--- Start of ENTRIES SHOWN ---
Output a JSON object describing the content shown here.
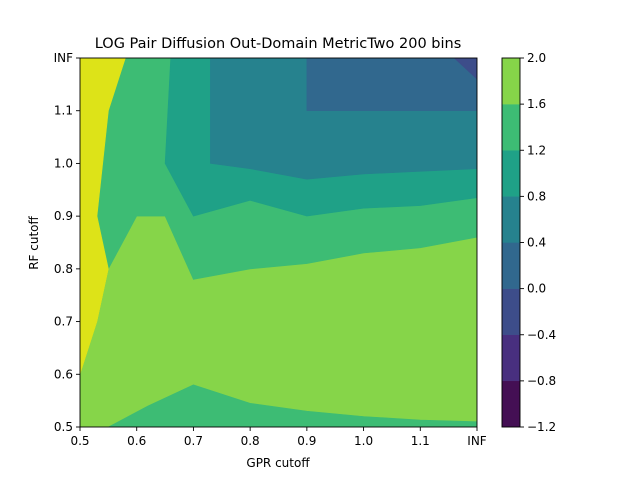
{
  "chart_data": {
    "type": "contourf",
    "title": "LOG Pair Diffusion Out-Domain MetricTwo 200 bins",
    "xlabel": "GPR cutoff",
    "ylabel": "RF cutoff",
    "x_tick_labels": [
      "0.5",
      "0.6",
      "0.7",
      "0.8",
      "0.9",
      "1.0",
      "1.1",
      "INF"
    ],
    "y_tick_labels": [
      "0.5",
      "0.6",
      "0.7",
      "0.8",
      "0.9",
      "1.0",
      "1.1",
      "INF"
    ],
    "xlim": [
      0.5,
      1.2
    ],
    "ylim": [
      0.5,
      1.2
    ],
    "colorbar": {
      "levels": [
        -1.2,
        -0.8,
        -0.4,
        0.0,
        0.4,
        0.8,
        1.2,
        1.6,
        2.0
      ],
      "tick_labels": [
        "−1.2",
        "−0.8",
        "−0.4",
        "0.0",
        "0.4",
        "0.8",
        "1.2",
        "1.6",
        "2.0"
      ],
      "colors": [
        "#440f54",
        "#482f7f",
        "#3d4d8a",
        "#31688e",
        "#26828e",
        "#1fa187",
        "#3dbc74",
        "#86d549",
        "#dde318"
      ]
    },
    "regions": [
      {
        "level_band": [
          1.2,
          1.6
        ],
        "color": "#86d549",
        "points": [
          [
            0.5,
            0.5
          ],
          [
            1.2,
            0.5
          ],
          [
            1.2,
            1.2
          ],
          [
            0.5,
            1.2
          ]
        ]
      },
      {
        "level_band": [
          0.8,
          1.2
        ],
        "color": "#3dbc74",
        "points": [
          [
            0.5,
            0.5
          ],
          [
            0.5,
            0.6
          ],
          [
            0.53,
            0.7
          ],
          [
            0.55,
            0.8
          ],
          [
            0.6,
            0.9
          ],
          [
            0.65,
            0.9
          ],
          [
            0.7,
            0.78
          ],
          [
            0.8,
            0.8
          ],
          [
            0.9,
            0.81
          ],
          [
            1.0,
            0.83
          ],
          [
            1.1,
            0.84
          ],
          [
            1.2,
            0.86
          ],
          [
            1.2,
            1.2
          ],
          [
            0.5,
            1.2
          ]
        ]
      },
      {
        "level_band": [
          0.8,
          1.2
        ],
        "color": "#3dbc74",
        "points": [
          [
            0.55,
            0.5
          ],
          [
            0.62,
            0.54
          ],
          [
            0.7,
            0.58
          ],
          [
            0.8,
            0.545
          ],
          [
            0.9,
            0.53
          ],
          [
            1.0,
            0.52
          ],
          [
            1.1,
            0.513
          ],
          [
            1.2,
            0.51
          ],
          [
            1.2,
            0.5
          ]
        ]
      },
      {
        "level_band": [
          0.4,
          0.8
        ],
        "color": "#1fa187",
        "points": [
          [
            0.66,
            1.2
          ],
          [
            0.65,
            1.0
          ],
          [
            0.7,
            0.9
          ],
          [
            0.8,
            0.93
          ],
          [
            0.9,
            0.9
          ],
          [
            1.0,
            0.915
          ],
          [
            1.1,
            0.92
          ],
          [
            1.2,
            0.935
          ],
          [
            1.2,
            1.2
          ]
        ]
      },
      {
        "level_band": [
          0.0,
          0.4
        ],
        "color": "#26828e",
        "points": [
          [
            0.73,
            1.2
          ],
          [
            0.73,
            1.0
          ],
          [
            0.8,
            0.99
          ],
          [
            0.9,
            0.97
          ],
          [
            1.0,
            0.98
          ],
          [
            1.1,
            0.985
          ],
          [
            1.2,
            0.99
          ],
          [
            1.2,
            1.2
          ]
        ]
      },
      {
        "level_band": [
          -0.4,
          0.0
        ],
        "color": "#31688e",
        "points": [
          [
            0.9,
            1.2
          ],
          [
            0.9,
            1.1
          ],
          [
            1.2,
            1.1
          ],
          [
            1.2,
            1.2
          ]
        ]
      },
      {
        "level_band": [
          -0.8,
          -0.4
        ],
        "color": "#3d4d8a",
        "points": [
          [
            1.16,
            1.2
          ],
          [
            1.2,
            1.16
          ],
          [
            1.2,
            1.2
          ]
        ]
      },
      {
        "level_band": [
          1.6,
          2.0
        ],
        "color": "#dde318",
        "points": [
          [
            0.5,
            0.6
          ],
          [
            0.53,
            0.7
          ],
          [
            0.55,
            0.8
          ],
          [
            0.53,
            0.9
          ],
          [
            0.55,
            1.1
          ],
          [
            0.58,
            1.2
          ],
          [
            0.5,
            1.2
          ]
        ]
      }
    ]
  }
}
--- End of ENTRIES SHOWN ---
--- Start of ENTRIES SHOWN ---
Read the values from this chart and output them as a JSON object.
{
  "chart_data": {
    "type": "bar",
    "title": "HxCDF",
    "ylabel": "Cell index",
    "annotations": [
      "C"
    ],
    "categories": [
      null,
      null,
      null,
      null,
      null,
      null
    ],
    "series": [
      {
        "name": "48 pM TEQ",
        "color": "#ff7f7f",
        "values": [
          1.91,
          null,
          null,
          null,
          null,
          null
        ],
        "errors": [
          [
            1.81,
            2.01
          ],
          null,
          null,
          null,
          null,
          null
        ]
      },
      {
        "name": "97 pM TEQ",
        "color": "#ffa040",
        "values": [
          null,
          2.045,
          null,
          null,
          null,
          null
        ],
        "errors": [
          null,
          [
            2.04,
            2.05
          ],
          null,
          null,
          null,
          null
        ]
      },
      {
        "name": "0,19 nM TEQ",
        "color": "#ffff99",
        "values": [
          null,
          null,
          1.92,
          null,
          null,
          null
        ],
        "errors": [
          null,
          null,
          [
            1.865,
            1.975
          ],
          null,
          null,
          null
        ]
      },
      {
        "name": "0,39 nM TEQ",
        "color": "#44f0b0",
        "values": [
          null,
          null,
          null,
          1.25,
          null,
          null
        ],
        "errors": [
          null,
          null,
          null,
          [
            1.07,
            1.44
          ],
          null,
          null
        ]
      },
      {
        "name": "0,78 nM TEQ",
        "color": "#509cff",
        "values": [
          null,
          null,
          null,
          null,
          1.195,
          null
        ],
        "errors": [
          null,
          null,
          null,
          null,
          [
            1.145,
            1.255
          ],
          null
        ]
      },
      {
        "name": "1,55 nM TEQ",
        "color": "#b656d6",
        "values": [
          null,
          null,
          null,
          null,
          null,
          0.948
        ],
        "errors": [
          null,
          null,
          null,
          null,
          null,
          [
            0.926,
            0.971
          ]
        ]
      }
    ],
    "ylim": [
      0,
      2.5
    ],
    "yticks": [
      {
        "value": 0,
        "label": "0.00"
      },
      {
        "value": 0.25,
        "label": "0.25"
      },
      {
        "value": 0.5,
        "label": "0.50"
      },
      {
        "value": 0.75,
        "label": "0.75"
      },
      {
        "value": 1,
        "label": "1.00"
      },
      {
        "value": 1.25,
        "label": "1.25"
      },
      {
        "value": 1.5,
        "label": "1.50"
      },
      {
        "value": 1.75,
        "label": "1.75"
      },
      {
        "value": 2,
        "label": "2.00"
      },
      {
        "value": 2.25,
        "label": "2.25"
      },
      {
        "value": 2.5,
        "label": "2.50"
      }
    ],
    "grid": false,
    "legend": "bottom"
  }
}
--- End of ENTRIES SHOWN ---
▶ _GIVEN REQUEST_:
Looking at the records above, work out how many lines include the word "JSON", then give that number by itself.

▶ _RESPONSE TO THIS EXERCISE_:
2